-- begin Dataset content --

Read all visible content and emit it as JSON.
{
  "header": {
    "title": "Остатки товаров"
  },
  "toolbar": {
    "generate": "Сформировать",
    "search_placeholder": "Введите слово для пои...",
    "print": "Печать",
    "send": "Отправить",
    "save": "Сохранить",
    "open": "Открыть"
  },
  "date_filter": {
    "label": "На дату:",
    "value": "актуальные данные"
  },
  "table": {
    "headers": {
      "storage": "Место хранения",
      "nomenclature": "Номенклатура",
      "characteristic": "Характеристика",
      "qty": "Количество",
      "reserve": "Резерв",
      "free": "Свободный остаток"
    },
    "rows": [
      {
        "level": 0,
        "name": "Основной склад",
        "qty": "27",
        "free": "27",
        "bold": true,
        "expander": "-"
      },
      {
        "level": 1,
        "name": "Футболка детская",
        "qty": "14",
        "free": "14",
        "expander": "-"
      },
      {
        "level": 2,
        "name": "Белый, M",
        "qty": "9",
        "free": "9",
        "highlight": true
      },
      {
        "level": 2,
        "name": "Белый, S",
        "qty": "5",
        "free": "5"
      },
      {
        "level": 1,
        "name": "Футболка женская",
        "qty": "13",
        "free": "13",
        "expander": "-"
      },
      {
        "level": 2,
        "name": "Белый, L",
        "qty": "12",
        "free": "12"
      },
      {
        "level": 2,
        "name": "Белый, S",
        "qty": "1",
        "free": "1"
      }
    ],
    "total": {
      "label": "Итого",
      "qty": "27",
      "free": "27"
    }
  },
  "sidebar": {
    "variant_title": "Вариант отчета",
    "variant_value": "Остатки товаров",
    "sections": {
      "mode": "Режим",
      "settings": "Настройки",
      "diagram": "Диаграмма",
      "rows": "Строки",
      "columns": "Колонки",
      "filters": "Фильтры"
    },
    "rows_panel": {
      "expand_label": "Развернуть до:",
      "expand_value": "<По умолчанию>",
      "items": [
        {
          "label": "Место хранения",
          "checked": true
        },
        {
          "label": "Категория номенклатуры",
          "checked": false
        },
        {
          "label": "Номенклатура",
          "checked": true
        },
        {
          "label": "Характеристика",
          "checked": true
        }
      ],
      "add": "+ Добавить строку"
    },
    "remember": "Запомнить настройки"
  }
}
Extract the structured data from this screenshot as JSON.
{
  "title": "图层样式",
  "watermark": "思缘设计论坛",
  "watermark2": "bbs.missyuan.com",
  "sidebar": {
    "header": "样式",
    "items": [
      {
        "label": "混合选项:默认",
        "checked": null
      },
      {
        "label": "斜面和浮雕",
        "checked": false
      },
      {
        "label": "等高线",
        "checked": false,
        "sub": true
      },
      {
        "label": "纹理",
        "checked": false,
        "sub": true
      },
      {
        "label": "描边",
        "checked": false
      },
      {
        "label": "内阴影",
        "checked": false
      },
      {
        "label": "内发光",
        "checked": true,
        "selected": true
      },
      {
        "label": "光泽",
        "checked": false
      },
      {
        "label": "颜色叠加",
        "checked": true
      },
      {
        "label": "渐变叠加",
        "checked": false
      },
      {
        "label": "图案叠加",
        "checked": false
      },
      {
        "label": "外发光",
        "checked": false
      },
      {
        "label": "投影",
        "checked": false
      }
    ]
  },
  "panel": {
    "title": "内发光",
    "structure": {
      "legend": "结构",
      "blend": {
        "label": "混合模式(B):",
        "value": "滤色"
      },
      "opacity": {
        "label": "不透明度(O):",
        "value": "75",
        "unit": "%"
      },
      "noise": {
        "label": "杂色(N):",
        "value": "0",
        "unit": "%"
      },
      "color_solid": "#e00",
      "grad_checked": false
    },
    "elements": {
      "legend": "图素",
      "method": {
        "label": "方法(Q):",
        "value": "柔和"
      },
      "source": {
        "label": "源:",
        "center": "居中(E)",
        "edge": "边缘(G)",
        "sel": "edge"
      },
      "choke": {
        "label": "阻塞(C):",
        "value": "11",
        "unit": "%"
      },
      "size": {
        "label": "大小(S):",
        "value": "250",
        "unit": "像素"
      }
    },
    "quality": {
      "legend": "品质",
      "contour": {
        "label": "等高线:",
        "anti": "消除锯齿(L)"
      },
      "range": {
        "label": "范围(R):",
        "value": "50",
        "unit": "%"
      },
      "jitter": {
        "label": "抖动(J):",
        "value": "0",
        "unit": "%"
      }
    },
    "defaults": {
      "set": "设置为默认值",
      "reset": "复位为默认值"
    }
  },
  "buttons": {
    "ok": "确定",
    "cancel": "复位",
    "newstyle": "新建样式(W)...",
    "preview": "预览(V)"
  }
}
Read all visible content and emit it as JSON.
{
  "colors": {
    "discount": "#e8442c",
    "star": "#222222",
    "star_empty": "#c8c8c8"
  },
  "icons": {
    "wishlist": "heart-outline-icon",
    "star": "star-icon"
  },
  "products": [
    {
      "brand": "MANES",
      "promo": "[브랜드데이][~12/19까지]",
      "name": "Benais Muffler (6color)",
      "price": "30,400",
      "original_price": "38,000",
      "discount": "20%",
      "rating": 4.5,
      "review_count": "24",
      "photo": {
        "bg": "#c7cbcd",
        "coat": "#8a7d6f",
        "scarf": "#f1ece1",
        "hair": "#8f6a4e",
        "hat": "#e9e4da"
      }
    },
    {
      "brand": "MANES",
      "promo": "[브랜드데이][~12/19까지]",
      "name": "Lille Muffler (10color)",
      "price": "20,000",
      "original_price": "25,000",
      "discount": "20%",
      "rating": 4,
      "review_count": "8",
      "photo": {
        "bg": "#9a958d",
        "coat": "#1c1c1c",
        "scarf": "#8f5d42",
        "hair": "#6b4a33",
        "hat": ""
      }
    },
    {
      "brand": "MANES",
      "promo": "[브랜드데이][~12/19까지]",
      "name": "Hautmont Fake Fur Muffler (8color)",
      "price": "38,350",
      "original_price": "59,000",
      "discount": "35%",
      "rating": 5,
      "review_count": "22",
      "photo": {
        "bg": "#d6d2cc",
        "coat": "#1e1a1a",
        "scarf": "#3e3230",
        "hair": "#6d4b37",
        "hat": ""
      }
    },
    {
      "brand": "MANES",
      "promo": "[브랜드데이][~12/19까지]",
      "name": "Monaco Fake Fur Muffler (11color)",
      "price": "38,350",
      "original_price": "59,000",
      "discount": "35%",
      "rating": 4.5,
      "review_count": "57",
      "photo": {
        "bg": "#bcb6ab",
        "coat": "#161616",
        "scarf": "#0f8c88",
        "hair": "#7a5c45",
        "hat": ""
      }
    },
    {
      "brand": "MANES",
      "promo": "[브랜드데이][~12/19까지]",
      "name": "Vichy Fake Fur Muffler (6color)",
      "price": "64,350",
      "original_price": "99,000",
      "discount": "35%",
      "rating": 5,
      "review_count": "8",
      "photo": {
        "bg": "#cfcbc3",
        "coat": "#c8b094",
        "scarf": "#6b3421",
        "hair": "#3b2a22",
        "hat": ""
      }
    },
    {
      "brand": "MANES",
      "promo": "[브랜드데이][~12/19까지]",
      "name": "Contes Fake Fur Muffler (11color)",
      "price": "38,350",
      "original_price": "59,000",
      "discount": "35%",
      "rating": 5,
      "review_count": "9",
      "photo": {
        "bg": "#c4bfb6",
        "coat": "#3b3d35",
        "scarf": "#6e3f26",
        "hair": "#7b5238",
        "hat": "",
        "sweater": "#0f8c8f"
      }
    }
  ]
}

-- end Dataset content --

### What is required
From the preceding material, extract every line exactly.

### Answer for the task
Read all visible content and emit it as JSON.
{
  "header": {
    "title": "Остатки товаров"
  },
  "toolbar": {
    "generate": "Сформировать",
    "search_placeholder": "Введите слово для пои...",
    "print": "Печать",
    "send": "Отправить",
    "save": "Сохранить",
    "open": "Открыть"
  },
  "date_filter": {
    "label": "На дату:",
    "value": "актуальные данные"
  },
  "table": {
    "headers": {
      "storage": "Место хранения",
      "nomenclature": "Номенклатура",
      "characteristic": "Характеристика",
      "qty": "Количество",
      "reserve": "Резерв",
      "free": "Свободный остаток"
    },
    "rows": [
      {
        "level": 0,
        "name": "Основной склад",
        "qty": "27",
        "free": "27",
        "bold": true,
        "expander": "-"
      },
      {
        "level": 1,
        "name": "Футболка детская",
        "qty": "14",
        "free": "14",
        "expander": "-"
      },
      {
        "level": 2,
        "name": "Белый, M",
        "qty": "9",
        "free": "9",
        "highlight": true
      },
      {
        "level": 2,
        "name": "Белый, S",
        "qty": "5",
        "free": "5"
      },
      {
        "level": 1,
        "name": "Футболка женская",
        "qty": "13",
        "free": "13",
        "expander": "-"
      },
      {
        "level": 2,
        "name": "Белый, L",
        "qty": "12",
        "free": "12"
      },
      {
        "level": 2,
        "name": "Белый, S",
        "qty": "1",
        "free": "1"
      }
    ],
    "total": {
      "label": "Итого",
      "qty": "27",
      "free": "27"
    }
  },
  "sidebar": {
    "variant_title": "Вариант отчета",
    "variant_value": "Остатки товаров",
    "sections": {
      "mode": "Режим",
      "settings": "Настройки",
      "diagram": "Диаграмма",
      "rows": "Строки",
      "columns": "Колонки",
      "filters": "Фильтры"
    },
    "rows_panel": {
      "expand_label": "Развернуть до:",
      "expand_value": "<По умолчанию>",
      "items": [
        {
          "label": "Место хранения",
          "checked": true
        },
        {
          "label": "Категория номенклатуры",
          "checked": false
        },
        {
          "label": "Номенклатура",
          "checked": true
        },
        {
          "label": "Характеристика",
          "checked": true
        }
      ],
      "add": "+ Добавить строку"
    },
    "remember": "Запомнить настройки"
  }
}
Extract the structured data from this screenshot as JSON.
{
  "title": "图层样式",
  "watermark": "思缘设计论坛",
  "watermark2": "bbs.missyuan.com",
  "sidebar": {
    "header": "样式",
    "items": [
      {
        "label": "混合选项:默认",
        "checked": null
      },
      {
        "label": "斜面和浮雕",
        "checked": false
      },
      {
        "label": "等高线",
        "checked": false,
        "sub": true
      },
      {
        "label": "纹理",
        "checked": false,
        "sub": true
      },
      {
        "label": "描边",
        "checked": false
      },
      {
        "label": "内阴影",
        "checked": false
      },
      {
        "label": "内发光",
        "checked": true,
        "selected": true
      },
      {
        "label": "光泽",
        "checked": false
      },
      {
        "label": "颜色叠加",
        "checked": true
      },
      {
        "label": "渐变叠加",
        "checked": false
      },
      {
        "label": "图案叠加",
        "checked": false
      },
      {
        "label": "外发光",
        "checked": false
      },
      {
        "label": "投影",
        "checked": false
      }
    ]
  },
  "panel": {
    "title": "内发光",
    "structure": {
      "legend": "结构",
      "blend": {
        "label": "混合模式(B):",
        "value": "滤色"
      },
      "opacity": {
        "label": "不透明度(O):",
        "value": "75",
        "unit": "%"
      },
      "noise": {
        "label": "杂色(N):",
        "value": "0",
        "unit": "%"
      },
      "color_solid": "#e00",
      "grad_checked": false
    },
    "elements": {
      "legend": "图素",
      "method": {
        "label": "方法(Q):",
        "value": "柔和"
      },
      "source": {
        "label": "源:",
        "center": "居中(E)",
        "edge": "边缘(G)",
        "sel": "edge"
      },
      "choke": {
        "label": "阻塞(C):",
        "value": "11",
        "unit": "%"
      },
      "size": {
        "label": "大小(S):",
        "value": "250",
        "unit": "像素"
      }
    },
    "quality": {
      "legend": "品质",
      "contour": {
        "label": "等高线:",
        "anti": "消除锯齿(L)"
      },
      "range": {
        "label": "范围(R):",
        "value": "50",
        "unit": "%"
      },
      "jitter": {
        "label": "抖动(J):",
        "value": "0",
        "unit": "%"
      }
    },
    "defaults": {
      "set": "设置为默认值",
      "reset": "复位为默认值"
    }
  },
  "buttons": {
    "ok": "确定",
    "cancel": "复位",
    "newstyle": "新建样式(W)...",
    "preview": "预览(V)"
  }
}
Read all visible content and emit it as JSON.
{
  "colors": {
    "discount": "#e8442c",
    "star": "#222222",
    "star_empty": "#c8c8c8"
  },
  "icons": {
    "wishlist": "heart-outline-icon",
    "star": "star-icon"
  },
  "products": [
    {
      "brand": "MANES",
      "promo": "[브랜드데이][~12/19까지]",
      "name": "Benais Muffler (6color)",
      "price": "30,400",
      "original_price": "38,000",
      "discount": "20%",
      "rating": 4.5,
      "review_count": "24",
      "photo": {
        "bg": "#c7cbcd",
        "coat": "#8a7d6f",
        "scarf": "#f1ece1",
        "hair": "#8f6a4e",
        "hat": "#e9e4da"
      }
    },
    {
      "brand": "MANES",
      "promo": "[브랜드데이][~12/19까지]",
      "name": "Lille Muffler (10color)",
      "price": "20,000",
      "original_price": "25,000",
      "discount": "20%",
      "rating": 4,
      "review_count": "8",
      "photo": {
        "bg": "#9a958d",
        "coat": "#1c1c1c",
        "scarf": "#8f5d42",
        "hair": "#6b4a33",
        "hat": ""
      }
    },
    {
      "brand": "MANES",
      "promo": "[브랜드데이][~12/19까지]",
      "name": "Hautmont Fake Fur Muffler (8color)",
      "price": "38,350",
      "original_price": "59,000",
      "discount": "35%",
      "rating": 5,
      "review_count": "22",
      "photo": {
        "bg": "#d6d2cc",
        "coat": "#1e1a1a",
        "scarf": "#3e3230",
        "hair": "#6d4b37",
        "hat": ""
      }
    },
    {
      "brand": "MANES",
      "promo": "[브랜드데이][~12/19까지]",
      "name": "Monaco Fake Fur Muffler (11color)",
      "price": "38,350",
      "original_price": "59,000",
      "discount": "35%",
      "rating": 4.5,
      "review_count": "57",
      "photo": {
        "bg": "#bcb6ab",
        "coat": "#161616",
        "scarf": "#0f8c88",
        "hair": "#7a5c45",
        "hat": ""
      }
    },
    {
      "brand": "MANES",
      "promo": "[브랜드데이][~12/19까지]",
      "name": "Vichy Fake Fur Muffler (6color)",
      "price": "64,350",
      "original_price": "99,000",
      "discount": "35%",
      "rating": 5,
      "review_count": "8",
      "photo": {
        "bg": "#cfcbc3",
        "coat": "#c8b094",
        "scarf": "#6b3421",
        "hair": "#3b2a22",
        "hat": ""
      }
    },
    {
      "brand": "MANES",
      "promo": "[브랜드데이][~12/19까지]",
      "name": "Contes Fake Fur Muffler (11color)",
      "price": "38,350",
      "original_price": "59,000",
      "discount": "35%",
      "rating": 5,
      "review_count": "9",
      "photo": {
        "bg": "#c4bfb6",
        "coat": "#3b3d35",
        "scarf": "#6e3f26",
        "hair": "#7b5238",
        "hat": "",
        "sweater": "#0f8c8f"
      }
    }
  ]
}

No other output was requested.